**Texto fornecido**
A professora de Língua Portuguesa Maria Beatriz Ferreira Celestino, de 53 anos, compartilha uma vivência similar. Ela viveu a maternidade tardiamente, porém, por meio da adoção, o que exigiu uma maior reflexão sobre como esse processo se daria de forma mais consciente, responsável e sem preconceitos.
Maria Beatriz esperou 5 anos pelo nascimento de seu tão desejado filho, que veio menos de um mês antes do isolamento social decorrente da Pandemia da Covid-19 se estabelecer no Brasil. A professora explica que, desde o cenário pandêmico, ela move esforços para proporcionar uma criação diferente para seu filho, ainda que na ausência do pai:
“Hoje me vejo muito sobrecarregada no que diz respeito aos cuidados com meu filho, a dedicação que ele merece e ao que a idade dele exige. E ressalto que por eu escolher evitar o uso de telas, requer uma atenção especial, como fazer passeios diversos que ele possa gostar, levá-lo mais a parques, inventar brincadeiras, dar vazão à criatividade, a interação. Além disso, ainda não consigo praticar uma atividade física para cuidar da minha saúde. (…) Mesmo ele convivendo com o pai quinzenalmente, em finais de semana, não tenho, efetivamente, o compartilhamento das responsabilidades e dos cuidados, o que torna a rotina mais desafiadora”.
Atualmente, divorciada há dois anos do pai da criança, Maria Beatriz conta que, mesmo quando havia presença paterna, sua maternidade foi marcada pela atribução desigual de responsabilidades e pela tentativa de culpabilizá-la pela dedicação à carreira profissional: “Nesse intervalo, passei no Mestrado em Educação, algo que eu também buscava para me firmar profissionalmente. Na ocasião, já estudando, ouvia do pai de meu filho que eu estava deixando de ser mãe por estudar, sendo que eu cuidava da alimentação de meu filho, dava banho, lia todas as bulas de remédio e lia muita coisa relacionada ao desenvolvimento da criança, além de fazer a limpeza da casa e a comida para nos manter. A minha impressão é que o trabalho diário era totalmente invisibilizado e me sentia mais incentivada a estudar para compreender melhor o mundo que se descortinava para mim e o meu filho”.
Essas histórias, ainda que singulares e com suas particularidades, revelam a experiência coletiva que mulheres têm com a maternidade: serão sempre elas as primeiras a abdicarem de suas individualidades para viver pelos(as) filhos(as). Essa abdicação, no entanto, não é um movimento voluntário da mulher, mas uma condição injusta imposta para o reconhecimento do seu valor.
Entender o cuidado com o outro como uma tarefa comunitária, e não individual, permitirá que mulheres desejem a maternidade enquanto sonho, e não como uma obrigação, e que as pessoas ao redor também sejam atravessadas pela transformação afetiva que uma criança pode proporcionar.

**Seção de dados**

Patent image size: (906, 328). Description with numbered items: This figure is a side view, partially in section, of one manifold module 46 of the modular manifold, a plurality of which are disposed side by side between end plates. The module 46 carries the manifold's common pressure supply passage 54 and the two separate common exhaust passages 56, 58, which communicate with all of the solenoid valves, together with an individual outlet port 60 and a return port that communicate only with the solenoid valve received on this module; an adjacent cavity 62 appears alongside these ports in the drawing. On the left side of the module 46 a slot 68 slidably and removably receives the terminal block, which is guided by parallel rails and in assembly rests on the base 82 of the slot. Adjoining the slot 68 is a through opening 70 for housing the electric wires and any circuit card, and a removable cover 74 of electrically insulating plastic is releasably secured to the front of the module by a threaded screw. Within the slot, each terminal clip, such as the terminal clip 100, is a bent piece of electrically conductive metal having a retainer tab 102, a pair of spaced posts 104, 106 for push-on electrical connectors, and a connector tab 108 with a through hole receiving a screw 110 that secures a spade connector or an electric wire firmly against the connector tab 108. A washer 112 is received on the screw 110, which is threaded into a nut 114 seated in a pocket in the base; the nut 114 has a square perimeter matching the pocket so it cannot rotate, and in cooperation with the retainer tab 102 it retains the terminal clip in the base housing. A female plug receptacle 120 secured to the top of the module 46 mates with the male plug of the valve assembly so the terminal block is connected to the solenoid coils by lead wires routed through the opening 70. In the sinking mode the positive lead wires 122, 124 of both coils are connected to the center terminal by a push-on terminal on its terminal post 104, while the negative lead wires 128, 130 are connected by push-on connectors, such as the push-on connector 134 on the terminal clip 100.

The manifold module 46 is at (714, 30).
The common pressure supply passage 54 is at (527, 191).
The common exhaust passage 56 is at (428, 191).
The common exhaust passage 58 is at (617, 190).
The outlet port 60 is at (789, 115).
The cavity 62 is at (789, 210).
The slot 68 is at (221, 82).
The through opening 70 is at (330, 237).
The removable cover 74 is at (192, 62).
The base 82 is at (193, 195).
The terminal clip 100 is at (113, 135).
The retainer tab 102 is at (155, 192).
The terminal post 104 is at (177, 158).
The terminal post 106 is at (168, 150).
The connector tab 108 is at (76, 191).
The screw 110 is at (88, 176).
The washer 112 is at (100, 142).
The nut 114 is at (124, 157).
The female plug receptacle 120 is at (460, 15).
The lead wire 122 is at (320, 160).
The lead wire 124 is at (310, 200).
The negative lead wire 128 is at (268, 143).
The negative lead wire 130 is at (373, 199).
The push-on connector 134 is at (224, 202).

**Partes do exercício**
a: Transcreva do texto sobre maternidade o trecho entre "Essas histórias, ainda" e "criança pode proporcionar.", inclusive.
b: Cada afirmação a seguir concorda com o texto sobre maternidade? Responda sim ou não a cada uma e cite, literalmente, as palavras do texto que decidem a resposta.
(i) Maria Beatriz esperou cinco anos pelo nascimento do filho.
(ii) Maria Beatriz já consegue praticar uma atividade física para cuidar da saúde.
(iii) O filho de Maria Beatriz convive com o pai toda semana.
Os registros são um material à parte, independente do texto sobre maternidade.

**Soluções**
a:
Essas histórias, ainda que singulares e com suas particularidades, revelam a experiência coletiva que mulheres têm com a maternidade: serão sempre elas as primeiras a abdicarem de suas individualidades para viver pelos(as) filhos(as). Essa abdicação, no entanto, não é um movimento voluntário da mulher, mas uma condição injusta imposta para o reconhecimento do seu valor.
Entender o cuidado com o outro como uma tarefa comunitária, e não individual, permitirá que mulheres desejem a maternidade enquanto sonho, e não como uma obrigação, e que as pessoas ao redor também sejam atravessadas pela transformação afetiva que uma criança pode proporcionar.

b:
(i) Sim: "Maria Beatriz esperou 5 anos pelo nascimento de seu tão desejado filho".
(ii) Não: "ainda não consigo praticar uma atividade física para cuidar da minha saúde".
(iii) Não: "Mesmo ele convivendo com o pai quinzenalmente, em finais de semana".